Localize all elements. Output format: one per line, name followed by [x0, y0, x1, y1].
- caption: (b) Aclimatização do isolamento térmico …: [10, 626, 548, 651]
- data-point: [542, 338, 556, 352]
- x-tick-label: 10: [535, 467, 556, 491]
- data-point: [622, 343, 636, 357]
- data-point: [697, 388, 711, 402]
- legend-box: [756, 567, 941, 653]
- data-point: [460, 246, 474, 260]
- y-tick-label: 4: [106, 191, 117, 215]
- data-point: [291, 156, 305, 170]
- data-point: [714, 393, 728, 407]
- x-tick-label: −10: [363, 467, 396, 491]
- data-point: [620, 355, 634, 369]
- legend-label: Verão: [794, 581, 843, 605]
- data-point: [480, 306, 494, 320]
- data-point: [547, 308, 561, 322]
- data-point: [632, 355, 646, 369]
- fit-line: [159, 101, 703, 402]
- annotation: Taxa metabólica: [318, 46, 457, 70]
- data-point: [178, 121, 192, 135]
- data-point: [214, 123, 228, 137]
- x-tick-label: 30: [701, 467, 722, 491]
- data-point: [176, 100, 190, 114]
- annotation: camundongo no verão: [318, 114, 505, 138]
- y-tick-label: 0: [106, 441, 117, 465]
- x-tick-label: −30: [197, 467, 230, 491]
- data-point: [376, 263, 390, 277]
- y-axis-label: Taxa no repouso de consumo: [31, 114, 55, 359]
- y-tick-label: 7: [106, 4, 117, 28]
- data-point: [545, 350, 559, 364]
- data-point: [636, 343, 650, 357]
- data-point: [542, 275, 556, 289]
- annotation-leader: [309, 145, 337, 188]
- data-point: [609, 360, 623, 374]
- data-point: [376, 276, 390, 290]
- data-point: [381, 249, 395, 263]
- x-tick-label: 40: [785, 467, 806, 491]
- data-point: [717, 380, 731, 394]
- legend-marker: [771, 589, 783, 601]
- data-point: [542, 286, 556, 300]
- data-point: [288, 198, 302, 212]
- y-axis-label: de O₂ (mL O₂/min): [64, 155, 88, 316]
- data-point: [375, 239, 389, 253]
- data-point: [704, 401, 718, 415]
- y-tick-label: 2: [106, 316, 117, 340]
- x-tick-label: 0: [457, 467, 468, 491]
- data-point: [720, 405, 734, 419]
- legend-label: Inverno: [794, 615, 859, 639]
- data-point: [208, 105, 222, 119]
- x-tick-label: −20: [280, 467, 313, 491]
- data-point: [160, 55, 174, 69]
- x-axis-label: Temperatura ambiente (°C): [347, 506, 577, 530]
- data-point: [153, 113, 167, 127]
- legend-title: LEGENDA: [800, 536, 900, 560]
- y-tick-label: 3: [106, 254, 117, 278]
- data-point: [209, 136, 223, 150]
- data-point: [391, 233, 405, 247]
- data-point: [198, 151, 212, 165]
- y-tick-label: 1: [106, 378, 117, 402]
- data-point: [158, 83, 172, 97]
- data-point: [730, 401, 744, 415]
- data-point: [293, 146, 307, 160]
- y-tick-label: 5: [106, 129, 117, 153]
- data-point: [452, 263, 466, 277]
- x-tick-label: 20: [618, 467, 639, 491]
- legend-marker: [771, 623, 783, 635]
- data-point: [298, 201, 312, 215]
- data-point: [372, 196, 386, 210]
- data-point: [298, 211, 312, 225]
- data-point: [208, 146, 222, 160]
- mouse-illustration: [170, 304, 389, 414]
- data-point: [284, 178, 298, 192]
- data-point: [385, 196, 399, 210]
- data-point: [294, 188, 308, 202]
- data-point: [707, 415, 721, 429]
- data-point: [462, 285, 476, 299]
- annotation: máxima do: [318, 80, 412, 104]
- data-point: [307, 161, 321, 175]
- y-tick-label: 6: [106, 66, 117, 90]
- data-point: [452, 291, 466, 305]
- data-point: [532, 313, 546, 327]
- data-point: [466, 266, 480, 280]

· · · · ·

§ INSTRUCTION: List every line above that contains the string "legend", matching case exactly.

§ FULL SOLUTION:
- legend-box: [756, 567, 941, 653]
- legend-label: Verão: [794, 581, 843, 605]
- legend-marker: [771, 589, 783, 601]
- legend-label: Inverno: [794, 615, 859, 639]
- legend-title: LEGENDA: [800, 536, 900, 560]
- legend-marker: [771, 623, 783, 635]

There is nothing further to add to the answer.